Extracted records
---*---
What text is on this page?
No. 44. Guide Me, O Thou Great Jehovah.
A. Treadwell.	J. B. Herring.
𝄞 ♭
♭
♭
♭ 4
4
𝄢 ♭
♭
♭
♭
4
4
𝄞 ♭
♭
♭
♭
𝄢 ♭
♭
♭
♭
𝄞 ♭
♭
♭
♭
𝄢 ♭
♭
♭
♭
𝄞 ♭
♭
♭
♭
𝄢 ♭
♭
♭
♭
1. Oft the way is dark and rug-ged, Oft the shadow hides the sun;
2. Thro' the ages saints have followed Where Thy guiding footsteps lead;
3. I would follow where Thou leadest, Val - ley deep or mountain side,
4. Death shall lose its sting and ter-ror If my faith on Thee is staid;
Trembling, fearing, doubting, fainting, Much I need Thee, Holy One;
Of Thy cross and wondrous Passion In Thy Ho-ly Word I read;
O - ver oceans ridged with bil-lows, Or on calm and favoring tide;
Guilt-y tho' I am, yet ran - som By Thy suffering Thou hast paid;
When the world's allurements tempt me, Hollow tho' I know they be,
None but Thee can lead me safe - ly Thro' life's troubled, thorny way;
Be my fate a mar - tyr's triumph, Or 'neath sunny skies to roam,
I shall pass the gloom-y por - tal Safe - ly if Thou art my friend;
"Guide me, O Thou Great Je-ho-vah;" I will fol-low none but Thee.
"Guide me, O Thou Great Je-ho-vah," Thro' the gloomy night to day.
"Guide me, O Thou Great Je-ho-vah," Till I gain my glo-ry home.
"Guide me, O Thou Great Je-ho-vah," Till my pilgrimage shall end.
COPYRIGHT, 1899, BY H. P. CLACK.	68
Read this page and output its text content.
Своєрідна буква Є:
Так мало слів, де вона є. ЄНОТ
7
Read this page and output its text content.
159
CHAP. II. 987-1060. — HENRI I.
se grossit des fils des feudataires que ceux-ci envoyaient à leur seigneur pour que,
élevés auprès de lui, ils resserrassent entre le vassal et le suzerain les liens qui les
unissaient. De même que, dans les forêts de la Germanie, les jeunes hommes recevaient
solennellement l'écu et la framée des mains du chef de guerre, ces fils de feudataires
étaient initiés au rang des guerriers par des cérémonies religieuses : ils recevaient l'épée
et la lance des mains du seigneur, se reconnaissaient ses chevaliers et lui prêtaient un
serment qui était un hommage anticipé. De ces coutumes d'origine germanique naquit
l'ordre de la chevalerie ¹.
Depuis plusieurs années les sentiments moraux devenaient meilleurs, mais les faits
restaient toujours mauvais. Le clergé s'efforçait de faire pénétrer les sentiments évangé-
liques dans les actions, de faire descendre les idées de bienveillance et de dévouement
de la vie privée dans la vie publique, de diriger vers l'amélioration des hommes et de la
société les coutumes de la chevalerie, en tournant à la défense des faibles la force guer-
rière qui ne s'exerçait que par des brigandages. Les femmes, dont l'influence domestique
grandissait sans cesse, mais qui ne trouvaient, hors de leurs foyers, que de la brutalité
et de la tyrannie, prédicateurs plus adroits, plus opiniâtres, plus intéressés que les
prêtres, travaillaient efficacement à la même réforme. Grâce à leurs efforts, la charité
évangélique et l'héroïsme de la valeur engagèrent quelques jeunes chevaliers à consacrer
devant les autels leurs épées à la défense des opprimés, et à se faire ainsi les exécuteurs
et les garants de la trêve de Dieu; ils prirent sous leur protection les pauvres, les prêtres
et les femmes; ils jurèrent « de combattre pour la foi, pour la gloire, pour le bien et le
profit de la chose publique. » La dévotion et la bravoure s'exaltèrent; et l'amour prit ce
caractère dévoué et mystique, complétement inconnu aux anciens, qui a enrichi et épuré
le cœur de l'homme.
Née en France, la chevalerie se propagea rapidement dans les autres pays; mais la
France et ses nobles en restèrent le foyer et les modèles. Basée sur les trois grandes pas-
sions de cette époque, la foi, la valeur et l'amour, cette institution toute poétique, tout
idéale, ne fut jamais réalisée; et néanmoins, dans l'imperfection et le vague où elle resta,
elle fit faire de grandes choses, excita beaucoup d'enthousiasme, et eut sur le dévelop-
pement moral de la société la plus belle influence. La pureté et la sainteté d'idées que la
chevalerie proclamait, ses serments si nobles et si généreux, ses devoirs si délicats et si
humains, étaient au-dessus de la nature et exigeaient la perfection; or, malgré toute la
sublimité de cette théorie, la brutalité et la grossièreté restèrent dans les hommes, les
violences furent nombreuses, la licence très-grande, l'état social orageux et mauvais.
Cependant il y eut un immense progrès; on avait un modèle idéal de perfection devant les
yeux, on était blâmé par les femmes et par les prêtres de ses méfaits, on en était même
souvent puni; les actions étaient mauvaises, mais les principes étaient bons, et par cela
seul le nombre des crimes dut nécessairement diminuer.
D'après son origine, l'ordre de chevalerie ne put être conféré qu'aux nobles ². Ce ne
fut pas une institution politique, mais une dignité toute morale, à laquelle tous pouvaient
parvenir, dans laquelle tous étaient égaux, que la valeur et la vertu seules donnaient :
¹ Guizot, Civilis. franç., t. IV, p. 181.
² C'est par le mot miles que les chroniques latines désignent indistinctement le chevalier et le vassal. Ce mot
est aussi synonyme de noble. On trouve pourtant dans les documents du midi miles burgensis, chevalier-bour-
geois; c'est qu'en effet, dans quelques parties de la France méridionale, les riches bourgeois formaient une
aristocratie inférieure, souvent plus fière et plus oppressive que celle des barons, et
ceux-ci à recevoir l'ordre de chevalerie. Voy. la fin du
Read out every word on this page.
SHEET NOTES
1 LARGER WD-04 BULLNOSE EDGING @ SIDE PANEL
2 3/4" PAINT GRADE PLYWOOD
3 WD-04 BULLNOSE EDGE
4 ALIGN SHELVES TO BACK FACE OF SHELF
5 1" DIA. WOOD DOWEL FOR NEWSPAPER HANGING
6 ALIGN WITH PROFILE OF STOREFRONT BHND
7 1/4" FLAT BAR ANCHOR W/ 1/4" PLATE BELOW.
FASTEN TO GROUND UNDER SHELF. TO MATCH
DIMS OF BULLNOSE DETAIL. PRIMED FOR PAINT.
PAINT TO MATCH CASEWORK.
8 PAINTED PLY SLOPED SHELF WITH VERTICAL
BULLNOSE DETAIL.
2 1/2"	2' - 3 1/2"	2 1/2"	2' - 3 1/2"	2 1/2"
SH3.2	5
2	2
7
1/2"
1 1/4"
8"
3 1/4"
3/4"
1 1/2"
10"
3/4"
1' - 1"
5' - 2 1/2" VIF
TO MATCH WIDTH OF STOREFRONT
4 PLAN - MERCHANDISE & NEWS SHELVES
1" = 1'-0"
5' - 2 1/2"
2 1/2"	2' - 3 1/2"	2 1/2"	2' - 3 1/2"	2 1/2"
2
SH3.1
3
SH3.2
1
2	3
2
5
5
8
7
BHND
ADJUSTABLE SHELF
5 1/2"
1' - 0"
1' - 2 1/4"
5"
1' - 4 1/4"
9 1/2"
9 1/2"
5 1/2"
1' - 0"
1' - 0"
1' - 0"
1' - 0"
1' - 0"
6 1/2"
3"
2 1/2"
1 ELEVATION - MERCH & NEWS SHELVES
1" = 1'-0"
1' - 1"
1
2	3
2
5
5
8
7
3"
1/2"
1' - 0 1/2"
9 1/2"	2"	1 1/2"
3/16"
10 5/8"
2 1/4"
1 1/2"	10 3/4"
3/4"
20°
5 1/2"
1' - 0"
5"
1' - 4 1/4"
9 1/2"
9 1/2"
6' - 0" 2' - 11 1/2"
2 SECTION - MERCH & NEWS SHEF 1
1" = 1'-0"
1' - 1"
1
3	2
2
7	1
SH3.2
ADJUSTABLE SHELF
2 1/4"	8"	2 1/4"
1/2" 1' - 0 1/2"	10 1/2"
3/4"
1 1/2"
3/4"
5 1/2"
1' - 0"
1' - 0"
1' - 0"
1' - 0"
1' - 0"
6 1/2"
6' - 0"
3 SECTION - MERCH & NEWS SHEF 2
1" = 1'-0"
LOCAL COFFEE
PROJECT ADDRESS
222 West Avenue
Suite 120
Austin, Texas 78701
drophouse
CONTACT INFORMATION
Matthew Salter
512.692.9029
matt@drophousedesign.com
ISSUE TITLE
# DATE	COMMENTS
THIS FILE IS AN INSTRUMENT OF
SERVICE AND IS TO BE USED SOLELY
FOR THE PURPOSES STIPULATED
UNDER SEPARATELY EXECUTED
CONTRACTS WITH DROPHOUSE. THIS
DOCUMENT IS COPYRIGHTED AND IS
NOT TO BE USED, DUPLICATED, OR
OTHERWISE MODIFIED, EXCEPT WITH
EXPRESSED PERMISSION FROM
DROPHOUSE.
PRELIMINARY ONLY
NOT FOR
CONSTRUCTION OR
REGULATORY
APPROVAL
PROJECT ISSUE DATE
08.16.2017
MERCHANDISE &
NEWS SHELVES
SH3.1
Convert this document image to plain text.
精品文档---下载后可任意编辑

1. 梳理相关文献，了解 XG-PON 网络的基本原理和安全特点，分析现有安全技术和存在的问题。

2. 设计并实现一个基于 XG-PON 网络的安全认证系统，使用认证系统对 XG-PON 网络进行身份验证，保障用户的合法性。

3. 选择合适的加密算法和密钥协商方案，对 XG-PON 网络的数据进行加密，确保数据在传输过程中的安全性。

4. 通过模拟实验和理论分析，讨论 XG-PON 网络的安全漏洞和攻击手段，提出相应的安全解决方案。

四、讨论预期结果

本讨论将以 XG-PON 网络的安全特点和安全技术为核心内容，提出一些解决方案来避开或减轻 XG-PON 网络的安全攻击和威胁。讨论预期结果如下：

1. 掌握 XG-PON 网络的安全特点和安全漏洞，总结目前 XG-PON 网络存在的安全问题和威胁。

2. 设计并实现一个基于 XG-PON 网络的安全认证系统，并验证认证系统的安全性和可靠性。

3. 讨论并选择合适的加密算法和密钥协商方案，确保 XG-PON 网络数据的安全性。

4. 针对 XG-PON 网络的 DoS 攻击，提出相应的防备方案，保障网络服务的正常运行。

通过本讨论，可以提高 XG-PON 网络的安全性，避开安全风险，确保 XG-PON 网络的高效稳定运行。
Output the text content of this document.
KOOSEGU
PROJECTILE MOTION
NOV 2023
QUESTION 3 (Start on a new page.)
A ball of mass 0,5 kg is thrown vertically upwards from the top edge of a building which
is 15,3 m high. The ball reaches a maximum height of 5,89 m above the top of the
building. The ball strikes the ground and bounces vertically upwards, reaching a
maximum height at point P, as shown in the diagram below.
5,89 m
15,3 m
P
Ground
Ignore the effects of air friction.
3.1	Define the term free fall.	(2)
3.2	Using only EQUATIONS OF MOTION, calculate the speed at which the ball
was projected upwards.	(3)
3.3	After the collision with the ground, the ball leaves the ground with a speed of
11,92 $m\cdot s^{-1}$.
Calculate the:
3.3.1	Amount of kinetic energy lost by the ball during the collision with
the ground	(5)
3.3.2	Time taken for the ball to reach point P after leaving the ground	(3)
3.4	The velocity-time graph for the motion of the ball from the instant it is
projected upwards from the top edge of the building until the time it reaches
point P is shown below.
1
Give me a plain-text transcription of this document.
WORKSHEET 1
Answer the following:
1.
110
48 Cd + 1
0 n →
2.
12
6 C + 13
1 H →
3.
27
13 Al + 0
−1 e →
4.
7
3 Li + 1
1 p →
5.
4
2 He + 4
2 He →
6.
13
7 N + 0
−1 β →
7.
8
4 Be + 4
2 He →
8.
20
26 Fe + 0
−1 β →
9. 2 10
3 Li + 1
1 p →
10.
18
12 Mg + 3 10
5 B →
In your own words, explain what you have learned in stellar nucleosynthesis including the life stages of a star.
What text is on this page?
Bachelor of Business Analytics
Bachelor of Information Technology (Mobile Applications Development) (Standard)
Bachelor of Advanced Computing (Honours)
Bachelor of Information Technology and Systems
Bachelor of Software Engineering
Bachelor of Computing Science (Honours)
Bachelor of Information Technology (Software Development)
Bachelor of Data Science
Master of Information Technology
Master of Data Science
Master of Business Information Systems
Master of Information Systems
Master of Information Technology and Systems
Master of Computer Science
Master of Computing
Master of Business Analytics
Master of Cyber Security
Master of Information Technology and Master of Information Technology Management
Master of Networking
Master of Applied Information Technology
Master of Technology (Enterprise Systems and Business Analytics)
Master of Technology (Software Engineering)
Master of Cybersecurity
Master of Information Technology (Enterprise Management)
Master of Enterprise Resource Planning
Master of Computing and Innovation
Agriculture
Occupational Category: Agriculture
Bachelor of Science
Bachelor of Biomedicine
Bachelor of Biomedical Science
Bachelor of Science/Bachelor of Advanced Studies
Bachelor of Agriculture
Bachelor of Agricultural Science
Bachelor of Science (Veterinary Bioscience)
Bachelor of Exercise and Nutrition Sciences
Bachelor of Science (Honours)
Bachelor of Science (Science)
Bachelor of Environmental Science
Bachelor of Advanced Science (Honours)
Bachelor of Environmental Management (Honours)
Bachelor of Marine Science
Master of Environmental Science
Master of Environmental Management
---*---
*Directive:* In the entries above, find every line with the word "Agriculture" and list it.

*Full answer:*
Agriculture
Occupational Category: Agriculture
Bachelor of Agriculture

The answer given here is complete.